* **CHALLENGE**
Extract each line of the data and write it out again exactly.

* **PROVIDED INFORMATION**

»»

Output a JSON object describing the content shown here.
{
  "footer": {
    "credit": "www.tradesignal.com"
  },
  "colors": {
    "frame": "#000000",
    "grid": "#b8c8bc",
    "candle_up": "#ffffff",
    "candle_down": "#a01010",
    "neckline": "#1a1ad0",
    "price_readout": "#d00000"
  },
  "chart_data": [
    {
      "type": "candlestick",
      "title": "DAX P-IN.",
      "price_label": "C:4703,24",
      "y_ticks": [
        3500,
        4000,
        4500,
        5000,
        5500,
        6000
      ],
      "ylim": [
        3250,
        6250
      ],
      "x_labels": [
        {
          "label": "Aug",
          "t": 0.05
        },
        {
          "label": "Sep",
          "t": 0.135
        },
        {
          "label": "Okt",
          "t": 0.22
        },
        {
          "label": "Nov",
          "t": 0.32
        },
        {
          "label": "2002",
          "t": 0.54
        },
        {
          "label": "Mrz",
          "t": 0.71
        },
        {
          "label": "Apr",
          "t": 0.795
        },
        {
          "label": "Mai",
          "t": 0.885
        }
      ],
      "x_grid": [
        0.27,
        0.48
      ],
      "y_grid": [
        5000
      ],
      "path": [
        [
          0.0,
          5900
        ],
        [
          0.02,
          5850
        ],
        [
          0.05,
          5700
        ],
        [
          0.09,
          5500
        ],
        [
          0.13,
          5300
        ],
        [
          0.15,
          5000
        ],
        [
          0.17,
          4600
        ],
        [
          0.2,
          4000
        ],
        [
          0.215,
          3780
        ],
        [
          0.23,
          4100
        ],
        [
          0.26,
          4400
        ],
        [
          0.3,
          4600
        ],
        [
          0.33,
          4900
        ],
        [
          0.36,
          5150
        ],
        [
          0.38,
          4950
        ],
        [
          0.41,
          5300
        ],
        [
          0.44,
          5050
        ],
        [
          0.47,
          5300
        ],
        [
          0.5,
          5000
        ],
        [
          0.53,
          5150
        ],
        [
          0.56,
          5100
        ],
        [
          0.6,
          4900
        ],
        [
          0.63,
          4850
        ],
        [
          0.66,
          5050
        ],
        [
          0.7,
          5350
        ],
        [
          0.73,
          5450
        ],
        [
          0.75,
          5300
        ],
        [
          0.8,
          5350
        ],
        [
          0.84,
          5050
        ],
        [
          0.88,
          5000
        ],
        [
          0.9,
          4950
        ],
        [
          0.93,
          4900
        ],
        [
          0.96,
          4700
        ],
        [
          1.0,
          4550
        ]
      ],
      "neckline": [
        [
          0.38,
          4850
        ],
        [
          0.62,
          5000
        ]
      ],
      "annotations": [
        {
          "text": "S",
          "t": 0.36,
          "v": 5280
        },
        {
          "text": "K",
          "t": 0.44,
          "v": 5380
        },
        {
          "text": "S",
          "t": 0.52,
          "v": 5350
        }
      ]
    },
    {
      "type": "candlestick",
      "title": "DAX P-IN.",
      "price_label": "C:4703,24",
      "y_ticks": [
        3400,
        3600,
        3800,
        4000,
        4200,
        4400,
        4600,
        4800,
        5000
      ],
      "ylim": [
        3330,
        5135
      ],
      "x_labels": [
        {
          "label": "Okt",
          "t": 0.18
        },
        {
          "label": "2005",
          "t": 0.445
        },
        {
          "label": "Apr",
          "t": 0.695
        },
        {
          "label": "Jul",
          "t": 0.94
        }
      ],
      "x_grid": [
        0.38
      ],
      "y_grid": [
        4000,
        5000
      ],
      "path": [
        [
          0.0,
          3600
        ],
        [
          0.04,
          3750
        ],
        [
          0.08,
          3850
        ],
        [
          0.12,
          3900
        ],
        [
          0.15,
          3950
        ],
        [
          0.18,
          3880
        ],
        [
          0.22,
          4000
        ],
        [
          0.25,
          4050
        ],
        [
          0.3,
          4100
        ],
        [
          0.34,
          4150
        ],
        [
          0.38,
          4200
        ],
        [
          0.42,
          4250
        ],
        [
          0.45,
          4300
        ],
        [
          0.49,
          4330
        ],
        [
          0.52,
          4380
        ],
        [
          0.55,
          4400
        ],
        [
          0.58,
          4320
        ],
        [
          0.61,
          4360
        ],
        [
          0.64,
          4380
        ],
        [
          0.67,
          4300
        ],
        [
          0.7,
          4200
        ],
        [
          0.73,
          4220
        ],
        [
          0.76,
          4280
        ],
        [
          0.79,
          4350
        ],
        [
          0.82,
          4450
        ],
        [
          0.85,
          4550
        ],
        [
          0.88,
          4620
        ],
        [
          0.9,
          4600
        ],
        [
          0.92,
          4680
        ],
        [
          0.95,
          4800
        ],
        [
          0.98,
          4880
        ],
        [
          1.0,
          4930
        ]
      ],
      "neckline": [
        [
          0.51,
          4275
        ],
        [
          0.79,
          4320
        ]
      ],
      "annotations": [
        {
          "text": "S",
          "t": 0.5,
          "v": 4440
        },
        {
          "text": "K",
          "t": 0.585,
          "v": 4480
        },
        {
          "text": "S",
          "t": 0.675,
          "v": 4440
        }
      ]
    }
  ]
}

««

* **SOLUTION FOR THIS EXERCISE**
Output a JSON object describing the content shown here.
{
  "footer": {
    "credit": "www.tradesignal.com"
  },
  "colors": {
    "frame": "#000000",
    "grid": "#b8c8bc",
    "candle_up": "#ffffff",
    "candle_down": "#a01010",
    "neckline": "#1a1ad0",
    "price_readout": "#d00000"
  },
  "chart_data": [
    {
      "type": "candlestick",
      "title": "DAX P-IN.",
      "price_label": "C:4703,24",
      "y_ticks": [
        3500,
        4000,
        4500,
        5000,
        5500,
        6000
      ],
      "ylim": [
        3250,
        6250
      ],
      "x_labels": [
        {
          "label": "Aug",
          "t": 0.05
        },
        {
          "label": "Sep",
          "t": 0.135
        },
        {
          "label": "Okt",
          "t": 0.22
        },
        {
          "label": "Nov",
          "t": 0.32
        },
        {
          "label": "2002",
          "t": 0.54
        },
        {
          "label": "Mrz",
          "t": 0.71
        },
        {
          "label": "Apr",
          "t": 0.795
        },
        {
          "label": "Mai",
          "t": 0.885
        }
      ],
      "x_grid": [
        0.27,
        0.48
      ],
      "y_grid": [
        5000
      ],
      "path": [
        [
          0.0,
          5900
        ],
        [
          0.02,
          5850
        ],
        [
          0.05,
          5700
        ],
        [
          0.09,
          5500
        ],
        [
          0.13,
          5300
        ],
        [
          0.15,
          5000
        ],
        [
          0.17,
          4600
        ],
        [
          0.2,
          4000
        ],
        [
          0.215,
          3780
        ],
        [
          0.23,
          4100
        ],
        [
          0.26,
          4400
        ],
        [
          0.3,
          4600
        ],
        [
          0.33,
          4900
        ],
        [
          0.36,
          5150
        ],
        [
          0.38,
          4950
        ],
        [
          0.41,
          5300
        ],
        [
          0.44,
          5050
        ],
        [
          0.47,
          5300
        ],
        [
          0.5,
          5000
        ],
        [
          0.53,
          5150
        ],
        [
          0.56,
          5100
        ],
        [
          0.6,
          4900
        ],
        [
          0.63,
          4850
        ],
        [
          0.66,
          5050
        ],
        [
          0.7,
          5350
        ],
        [
          0.73,
          5450
        ],
        [
          0.75,
          5300
        ],
        [
          0.8,
          5350
        ],
        [
          0.84,
          5050
        ],
        [
          0.88,
          5000
        ],
        [
          0.9,
          4950
        ],
        [
          0.93,
          4900
        ],
        [
          0.96,
          4700
        ],
        [
          1.0,
          4550
        ]
      ],
      "neckline": [
        [
          0.38,
          4850
        ],
        [
          0.62,
          5000
        ]
      ],
      "annotations": [
        {
          "text": "S",
          "t": 0.36,
          "v": 5280
        },
        {
          "text": "K",
          "t": 0.44,
          "v": 5380
        },
        {
          "text": "S",
          "t": 0.52,
          "v": 5350
        }
      ]
    },
    {
      "type": "candlestick",
      "title": "DAX P-IN.",
      "price_label": "C:4703,24",
      "y_ticks": [
        3400,
        3600,
        3800,
        4000,
        4200,
        4400,
        4600,
        4800,
        5000
      ],
      "ylim": [
        3330,
        5135
      ],
      "x_labels": [
        {
          "label": "Okt",
          "t": 0.18
        },
        {
          "label": "2005",
          "t": 0.445
        },
        {
          "label": "Apr",
          "t": 0.695
        },
        {
          "label": "Jul",
          "t": 0.94
        }
      ],
      "x_grid": [
        0.38
      ],
      "y_grid": [
        4000,
        5000
      ],
      "path": [
        [
          0.0,
          3600
        ],
        [
          0.04,
          3750
        ],
        [
          0.08,
          3850
        ],
        [
          0.12,
          3900
        ],
        [
          0.15,
          3950
        ],
        [
          0.18,
          3880
        ],
        [
          0.22,
          4000
        ],
        [
          0.25,
          4050
        ],
        [
          0.3,
          4100
        ],
        [
          0.34,
          4150
        ],
        [
          0.38,
          4200
        ],
        [
          0.42,
          4250
        ],
        [
          0.45,
          4300
        ],
        [
          0.49,
          4330
        ],
        [
          0.52,
          4380
        ],
        [
          0.55,
          4400
        ],
        [
          0.58,
          4320
        ],
        [
          0.61,
          4360
        ],
        [
          0.64,
          4380
        ],
        [
          0.67,
          4300
        ],
        [
          0.7,
          4200
        ],
        [
          0.73,
          4220
        ],
        [
          0.76,
          4280
        ],
        [
          0.79,
          4350
        ],
        [
          0.82,
          4450
        ],
        [
          0.85,
          4550
        ],
        [
          0.88,
          4620
        ],
        [
          0.9,
          4600
        ],
        [
          0.92,
          4680
        ],
        [
          0.95,
          4800
        ],
        [
          0.98,
          4880
        ],
        [
          1.0,
          4930
        ]
      ],
      "neckline": [
        [
          0.51,
          4275
        ],
        [
          0.79,
          4320
        ]
      ],
      "annotations": [
        {
          "text": "S",
          "t": 0.5,
          "v": 4440
        },
        {
          "text": "K",
          "t": 0.585,
          "v": 4480
        },
        {
          "text": "S",
          "t": 0.675,
          "v": 4440
        }
      ]
    }
  ]
}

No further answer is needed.